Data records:

********

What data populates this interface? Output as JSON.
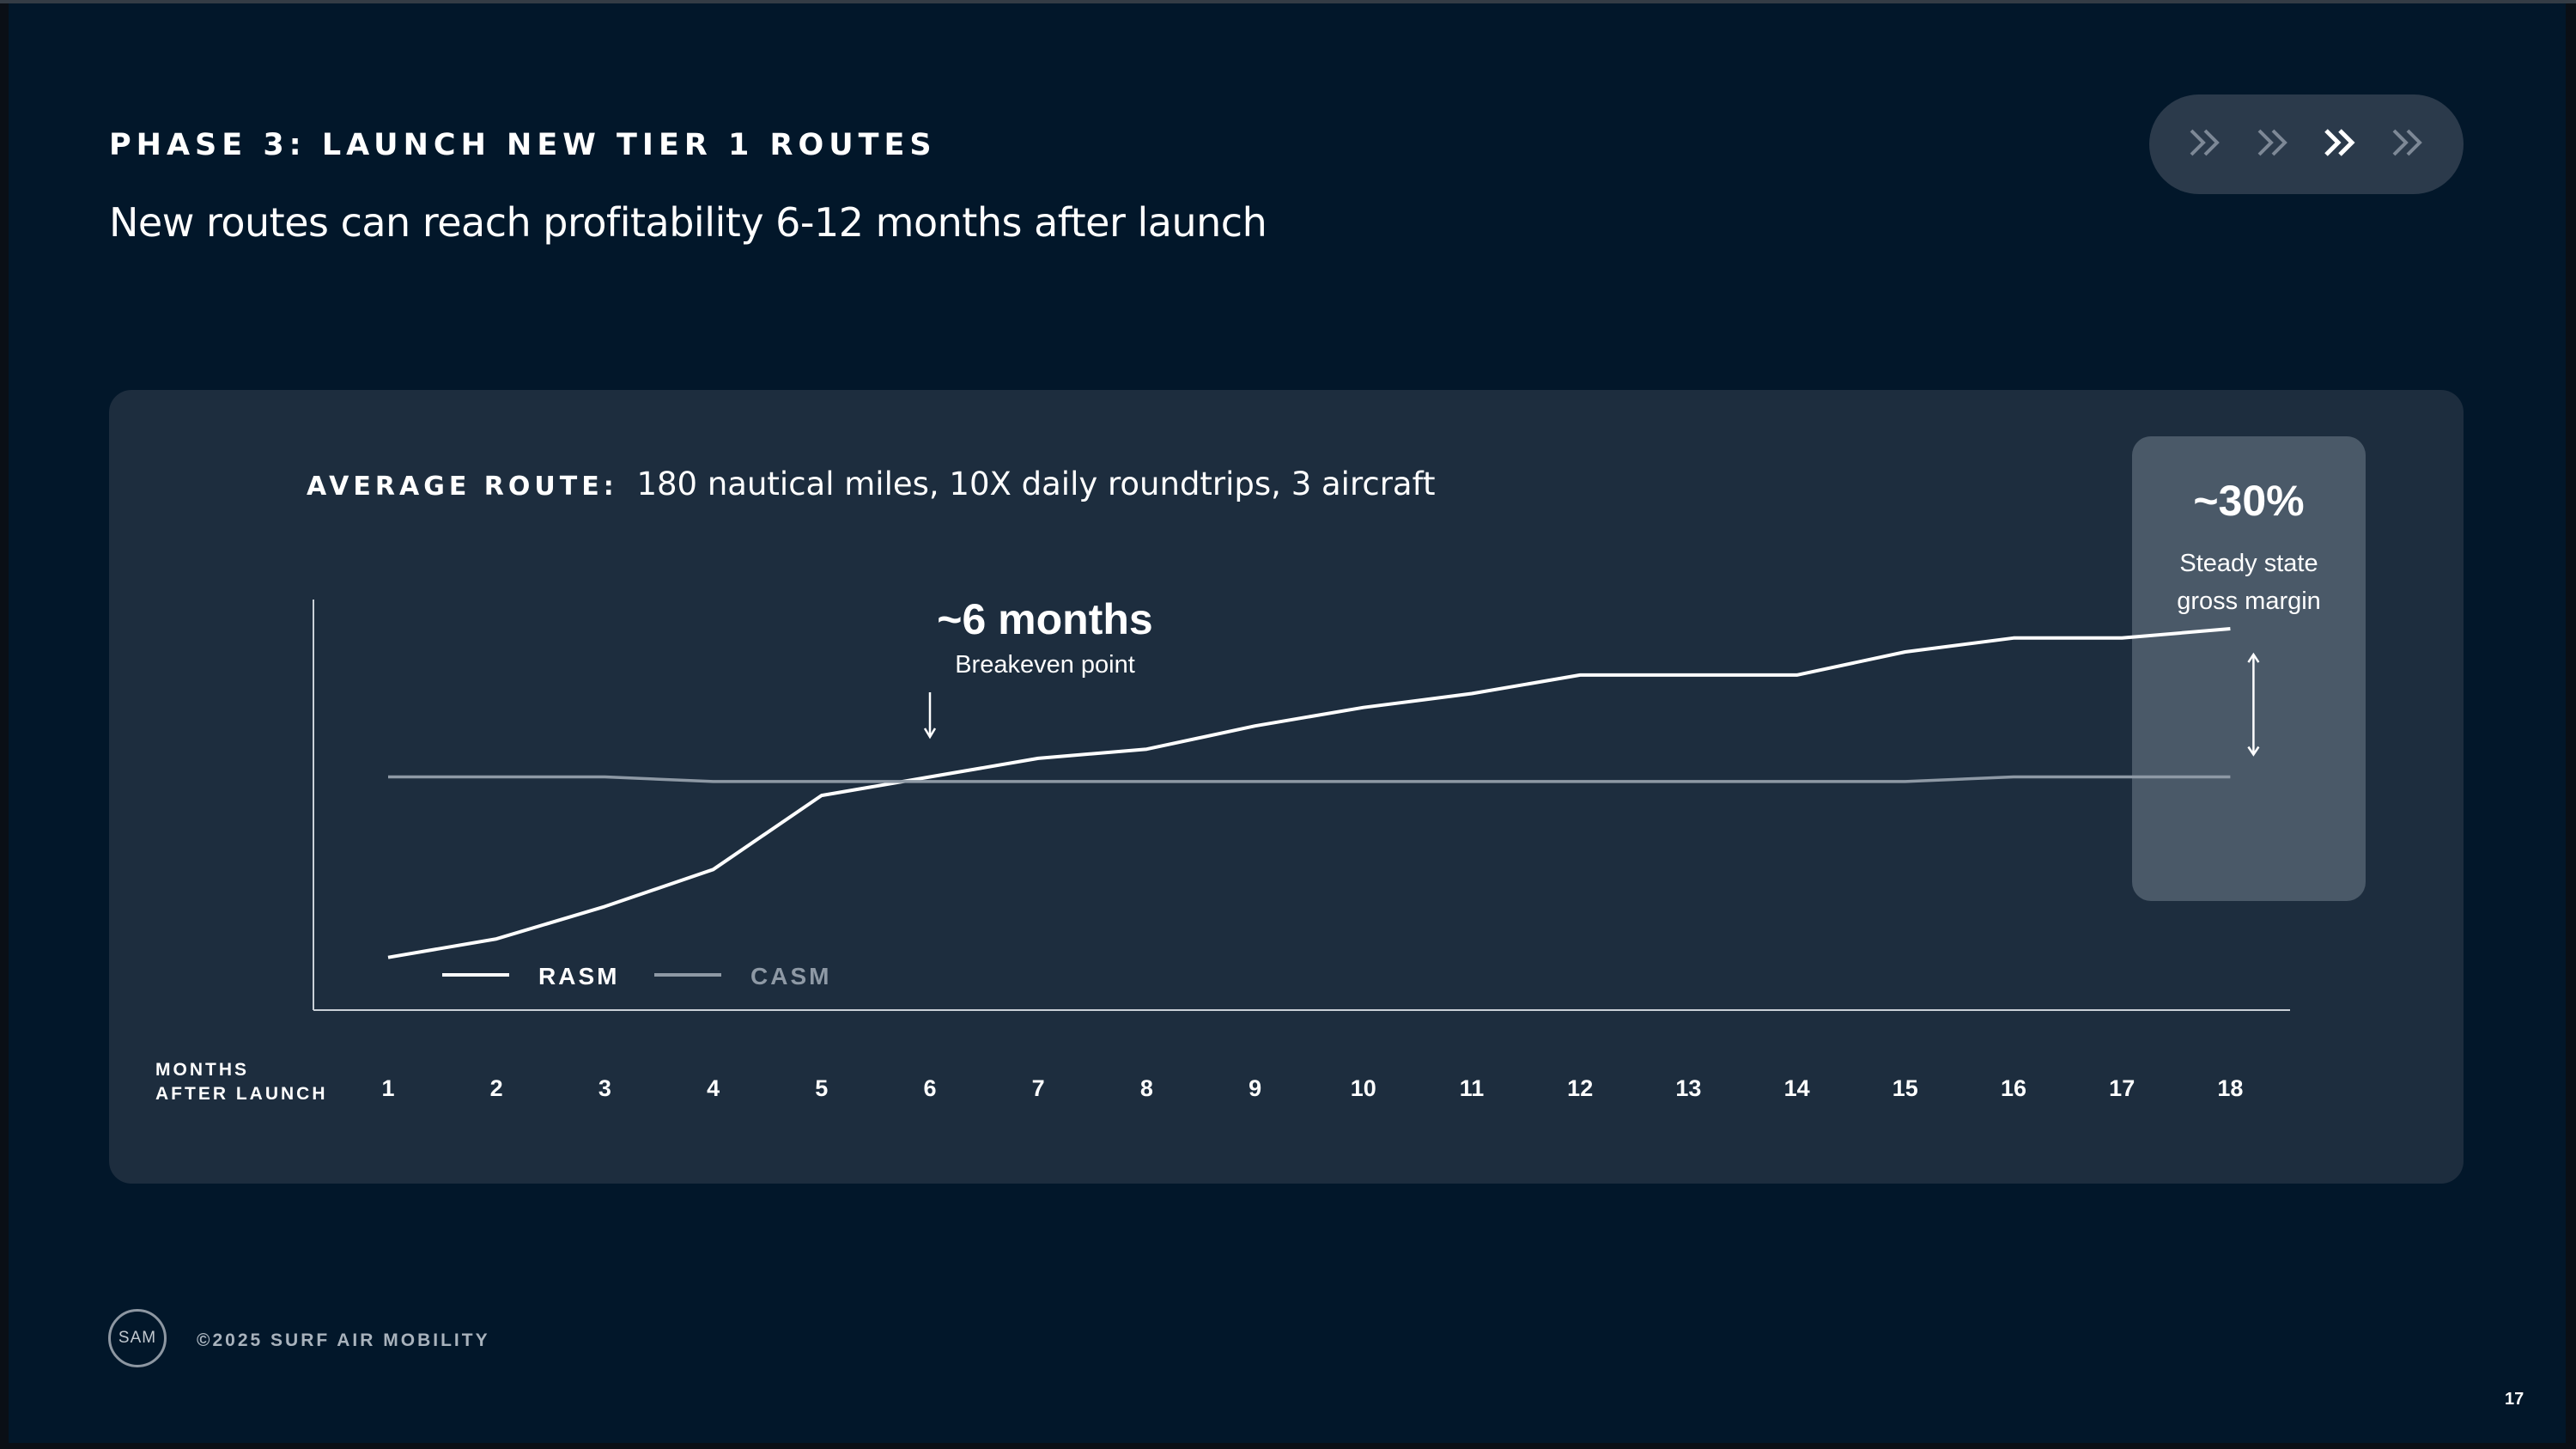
{
  "slide": {
    "title": "PHASE 3: LAUNCH NEW TIER 1 ROUTES",
    "subtitle": "New routes can reach profitability 6-12 months after launch",
    "phase_indicator": {
      "icon": "double-chevron-right-icon",
      "count": 4,
      "active_index": 2
    },
    "footer": {
      "logo_text": "SAM",
      "copyright": "©2025 SURF AIR MOBILITY"
    },
    "page_number": "17"
  },
  "panel": {
    "route_label": "AVERAGE ROUTE:",
    "route_text": "180 nautical miles, 10X daily roundtrips, 3 aircraft",
    "breakeven": {
      "title": "~6 months",
      "subtitle": "Breakeven point"
    },
    "steady_state": {
      "value": "~30%",
      "label_line1": "Steady state",
      "label_line2": "gross margin"
    },
    "x_header_line1": "MONTHS",
    "x_header_line2": "AFTER LAUNCH"
  },
  "colors": {
    "background": "#02172a",
    "panel": "#1d2d3e",
    "highlight": "#4a5968",
    "rasm": "#ffffff",
    "casm": "#8e99a5"
  },
  "chart_data": {
    "type": "line",
    "x": [
      1,
      2,
      3,
      4,
      5,
      6,
      7,
      8,
      9,
      10,
      11,
      12,
      13,
      14,
      15,
      16,
      17,
      18
    ],
    "xlabel": "MONTHS AFTER LAUNCH",
    "ylabel": "",
    "y_axis_ticks": false,
    "legend": {
      "placement": "bottom-left",
      "entries": [
        "RASM",
        "CASM"
      ]
    },
    "series": [
      {
        "name": "RASM",
        "color": "#ffffff",
        "values": [
          0.61,
          0.65,
          0.72,
          0.8,
          0.96,
          1.0,
          1.04,
          1.06,
          1.11,
          1.15,
          1.18,
          1.22,
          1.22,
          1.22,
          1.27,
          1.3,
          1.3,
          1.32
        ]
      },
      {
        "name": "CASM",
        "color": "#8e99a5",
        "values": [
          1.0,
          1.0,
          1.0,
          0.99,
          0.99,
          0.99,
          0.99,
          0.99,
          0.99,
          0.99,
          0.99,
          0.99,
          0.99,
          0.99,
          0.99,
          1.0,
          1.0,
          1.0
        ]
      }
    ],
    "annotations": [
      {
        "x": 6,
        "text": "~6 months",
        "subtext": "Breakeven point"
      },
      {
        "x": 18,
        "text": "~30%",
        "subtext": "Steady state gross margin"
      }
    ],
    "ylim": [
      0.5,
      1.5
    ]
  }
}
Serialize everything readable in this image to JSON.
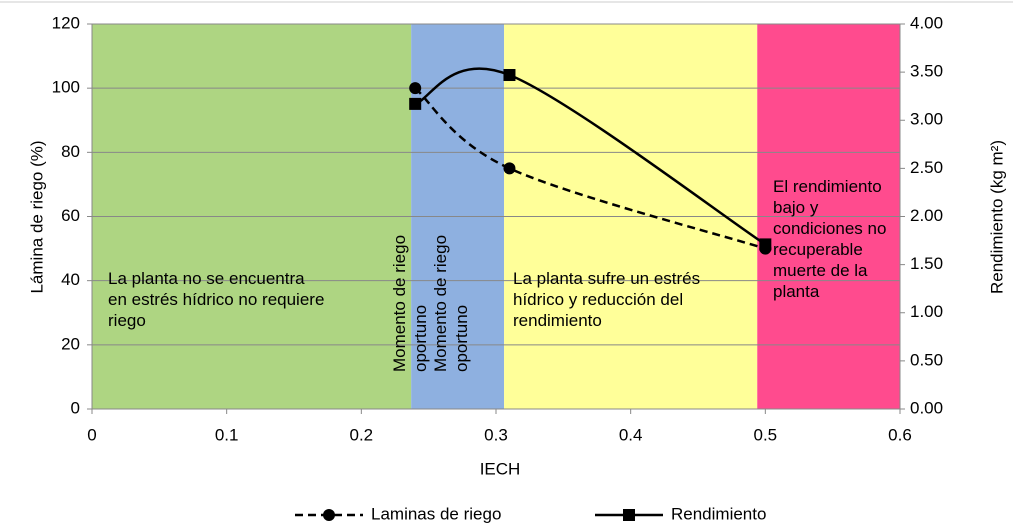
{
  "chart_data": {
    "type": "line",
    "x_label": "IECH",
    "y_label": "Lámina de riego (%)",
    "y2_label": "Rendimiento (kg m²)",
    "xlim": [
      0,
      0.6
    ],
    "xticks": [
      0,
      0.1,
      0.2,
      0.3,
      0.4,
      0.5,
      0.6
    ],
    "ylim": [
      0,
      120
    ],
    "yticks": [
      0,
      20,
      40,
      60,
      80,
      100,
      120
    ],
    "y2lim": [
      0,
      4
    ],
    "y2ticks": [
      {
        "value": 0,
        "label": "0.00"
      },
      {
        "value": 0.5,
        "label": "0.50"
      },
      {
        "value": 1,
        "label": "1.00"
      },
      {
        "value": 1.5,
        "label": "1.50"
      },
      {
        "value": 2,
        "label": "2.00"
      },
      {
        "value": 2.5,
        "label": "2.50"
      },
      {
        "value": 3,
        "label": "3.00"
      },
      {
        "value": 3.5,
        "label": "3.50"
      },
      {
        "value": 4,
        "label": "4.00"
      }
    ],
    "grid": true,
    "regions": [
      {
        "x0": 0,
        "x1": 0.237,
        "color": "#aed582",
        "labels": [
          "La planta no se encuentra en estrés hídrico no requiere riego"
        ]
      },
      {
        "x0": 0.237,
        "x1": 0.306,
        "color": "#8eb0e0",
        "labels": [
          "Momento de riego oportuno",
          "Momento de riego oportuno"
        ]
      },
      {
        "x0": 0.306,
        "x1": 0.494,
        "color": "#ffff99",
        "labels": [
          "La planta sufre un estrés hídrico y reducción del rendimiento"
        ]
      },
      {
        "x0": 0.494,
        "x1": 0.6,
        "color": "#ff4b8e",
        "labels": [
          "El rendimiento bajo y condiciones no recuperable muerte de la planta"
        ]
      }
    ],
    "series": [
      {
        "name": "Laminas de riego",
        "color": "#000000",
        "marker": "circle",
        "dashed": true,
        "x": [
          0.24,
          0.31,
          0.5
        ],
        "values": [
          100,
          75,
          50
        ]
      },
      {
        "name": "Rendimiento",
        "color": "#000000",
        "marker": "square",
        "dashed": false,
        "axis": "y2",
        "x": [
          0.24,
          0.31,
          0.5
        ],
        "values": [
          3.17,
          3.47,
          1.71
        ]
      }
    ]
  }
}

********

Return every line from the records above that holds the word "subtitle".

Written answer:
    "subtitle": "New routes can reach profitability 6-12 months after launch",
      "subtitle": "Breakeven point"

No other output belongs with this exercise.